■ **Records for this exercise**:
== == ==

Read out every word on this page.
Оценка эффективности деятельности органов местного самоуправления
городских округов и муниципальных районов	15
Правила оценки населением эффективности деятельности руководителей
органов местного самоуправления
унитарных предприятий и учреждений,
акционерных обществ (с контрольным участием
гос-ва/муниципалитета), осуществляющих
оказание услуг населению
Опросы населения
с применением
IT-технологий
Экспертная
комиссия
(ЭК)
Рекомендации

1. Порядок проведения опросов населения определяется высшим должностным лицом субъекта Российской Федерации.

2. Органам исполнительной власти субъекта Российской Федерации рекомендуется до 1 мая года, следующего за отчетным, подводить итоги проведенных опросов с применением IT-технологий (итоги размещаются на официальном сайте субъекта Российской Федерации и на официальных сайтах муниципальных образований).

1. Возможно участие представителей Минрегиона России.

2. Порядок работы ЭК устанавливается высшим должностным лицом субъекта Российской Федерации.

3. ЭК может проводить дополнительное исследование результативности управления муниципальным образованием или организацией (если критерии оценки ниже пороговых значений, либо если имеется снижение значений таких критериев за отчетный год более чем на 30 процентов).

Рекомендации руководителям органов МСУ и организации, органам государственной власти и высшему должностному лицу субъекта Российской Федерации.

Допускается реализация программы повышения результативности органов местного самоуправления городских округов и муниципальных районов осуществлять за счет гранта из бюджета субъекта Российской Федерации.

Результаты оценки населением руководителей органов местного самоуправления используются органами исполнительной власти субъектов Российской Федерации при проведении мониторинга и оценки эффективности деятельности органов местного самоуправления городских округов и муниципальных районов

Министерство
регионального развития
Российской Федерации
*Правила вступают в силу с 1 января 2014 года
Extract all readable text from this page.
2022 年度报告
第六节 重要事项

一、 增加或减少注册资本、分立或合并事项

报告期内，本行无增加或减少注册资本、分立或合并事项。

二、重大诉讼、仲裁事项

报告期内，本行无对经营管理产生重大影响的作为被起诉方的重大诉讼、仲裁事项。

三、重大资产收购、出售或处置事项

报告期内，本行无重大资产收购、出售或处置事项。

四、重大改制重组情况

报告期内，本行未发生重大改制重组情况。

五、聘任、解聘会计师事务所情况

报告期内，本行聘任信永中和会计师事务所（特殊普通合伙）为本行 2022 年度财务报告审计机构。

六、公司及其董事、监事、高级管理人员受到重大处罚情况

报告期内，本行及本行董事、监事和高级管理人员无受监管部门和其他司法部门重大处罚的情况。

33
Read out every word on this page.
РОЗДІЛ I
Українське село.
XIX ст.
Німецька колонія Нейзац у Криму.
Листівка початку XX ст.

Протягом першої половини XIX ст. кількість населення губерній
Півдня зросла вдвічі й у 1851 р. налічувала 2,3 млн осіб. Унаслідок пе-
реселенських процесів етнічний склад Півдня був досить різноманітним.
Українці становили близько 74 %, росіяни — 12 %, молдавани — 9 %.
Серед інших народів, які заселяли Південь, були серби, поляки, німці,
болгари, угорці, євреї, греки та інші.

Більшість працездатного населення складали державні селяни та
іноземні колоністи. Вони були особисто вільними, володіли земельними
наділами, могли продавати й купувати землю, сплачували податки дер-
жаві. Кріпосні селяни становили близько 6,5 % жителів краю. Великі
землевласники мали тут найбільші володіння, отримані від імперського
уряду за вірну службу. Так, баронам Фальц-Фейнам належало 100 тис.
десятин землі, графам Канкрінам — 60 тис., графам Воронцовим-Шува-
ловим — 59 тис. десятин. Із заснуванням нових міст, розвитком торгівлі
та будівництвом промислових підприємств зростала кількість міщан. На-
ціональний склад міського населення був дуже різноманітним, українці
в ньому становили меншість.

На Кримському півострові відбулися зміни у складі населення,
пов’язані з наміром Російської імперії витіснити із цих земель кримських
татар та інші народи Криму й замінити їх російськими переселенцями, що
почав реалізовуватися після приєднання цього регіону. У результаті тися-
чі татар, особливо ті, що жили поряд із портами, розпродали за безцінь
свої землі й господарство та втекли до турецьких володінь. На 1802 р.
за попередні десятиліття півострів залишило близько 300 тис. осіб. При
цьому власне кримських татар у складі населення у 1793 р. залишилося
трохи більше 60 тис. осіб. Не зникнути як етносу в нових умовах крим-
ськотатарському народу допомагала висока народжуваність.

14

== == ==

■ **Task to carry out**:
Type out the full listing again, exactly as given.

■ **Solution to this problem**:
Read out every word on this page.
Оценка эффективности деятельности органов местного самоуправления
городских округов и муниципальных районов	15
Правила оценки населением эффективности деятельности руководителей
органов местного самоуправления
унитарных предприятий и учреждений,
акционерных обществ (с контрольным участием
гос-ва/муниципалитета), осуществляющих
оказание услуг населению
Опросы населения
с применением
IT-технологий
Экспертная
комиссия
(ЭК)
Рекомендации

1. Порядок проведения опросов населения определяется высшим должностным лицом субъекта Российской Федерации.

2. Органам исполнительной власти субъекта Российской Федерации рекомендуется до 1 мая года, следующего за отчетным, подводить итоги проведенных опросов с применением IT-технологий (итоги размещаются на официальном сайте субъекта Российской Федерации и на официальных сайтах муниципальных образований).

1. Возможно участие представителей Минрегиона России.

2. Порядок работы ЭК устанавливается высшим должностным лицом субъекта Российской Федерации.

3. ЭК может проводить дополнительное исследование результативности управления муниципальным образованием или организацией (если критерии оценки ниже пороговых значений, либо если имеется снижение значений таких критериев за отчетный год более чем на 30 процентов).

Рекомендации руководителям органов МСУ и организации, органам государственной власти и высшему должностному лицу субъекта Российской Федерации.

Допускается реализация программы повышения результативности органов местного самоуправления городских округов и муниципальных районов осуществлять за счет гранта из бюджета субъекта Российской Федерации.

Результаты оценки населением руководителей органов местного самоуправления используются органами исполнительной власти субъектов Российской Федерации при проведении мониторинга и оценки эффективности деятельности органов местного самоуправления городских округов и муниципальных районов

Министерство
регионального развития
Российской Федерации
*Правила вступают в силу с 1 января 2014 года
Extract all readable text from this page.
2022 年度报告
第六节 重要事项

一、 增加或减少注册资本、分立或合并事项

报告期内，本行无增加或减少注册资本、分立或合并事项。

二、重大诉讼、仲裁事项

报告期内，本行无对经营管理产生重大影响的作为被起诉方的重大诉讼、仲裁事项。

三、重大资产收购、出售或处置事项

报告期内，本行无重大资产收购、出售或处置事项。

四、重大改制重组情况

报告期内，本行未发生重大改制重组情况。

五、聘任、解聘会计师事务所情况

报告期内，本行聘任信永中和会计师事务所（特殊普通合伙）为本行 2022 年度财务报告审计机构。

六、公司及其董事、监事、高级管理人员受到重大处罚情况

报告期内，本行及本行董事、监事和高级管理人员无受监管部门和其他司法部门重大处罚的情况。

33
Read out every word on this page.
РОЗДІЛ I
Українське село.
XIX ст.
Німецька колонія Нейзац у Криму.
Листівка початку XX ст.

Протягом першої половини XIX ст. кількість населення губерній
Півдня зросла вдвічі й у 1851 р. налічувала 2,3 млн осіб. Унаслідок пе-
реселенських процесів етнічний склад Півдня був досить різноманітним.
Українці становили близько 74 %, росіяни — 12 %, молдавани — 9 %.
Серед інших народів, які заселяли Південь, були серби, поляки, німці,
болгари, угорці, євреї, греки та інші.

Більшість працездатного населення складали державні селяни та
іноземні колоністи. Вони були особисто вільними, володіли земельними
наділами, могли продавати й купувати землю, сплачували податки дер-
жаві. Кріпосні селяни становили близько 6,5 % жителів краю. Великі
землевласники мали тут найбільші володіння, отримані від імперського
уряду за вірну службу. Так, баронам Фальц-Фейнам належало 100 тис.
десятин землі, графам Канкрінам — 60 тис., графам Воронцовим-Шува-
ловим — 59 тис. десятин. Із заснуванням нових міст, розвитком торгівлі
та будівництвом промислових підприємств зростала кількість міщан. На-
ціональний склад міського населення був дуже різноманітним, українці
в ньому становили меншість.

На Кримському півострові відбулися зміни у складі населення,
пов’язані з наміром Російської імперії витіснити із цих земель кримських
татар та інші народи Криму й замінити їх російськими переселенцями, що
почав реалізовуватися після приєднання цього регіону. У результаті тися-
чі татар, особливо ті, що жили поряд із портами, розпродали за безцінь
свої землі й господарство та втекли до турецьких володінь. На 1802 р.
за попередні десятиліття півострів залишило близько 300 тис. осіб. При
цьому власне кримських татар у складі населення у 1793 р. залишилося
трохи більше 60 тис. осіб. Не зникнути як етносу в нових умовах крим-
ськотатарському народу допомагала висока народжуваність.

14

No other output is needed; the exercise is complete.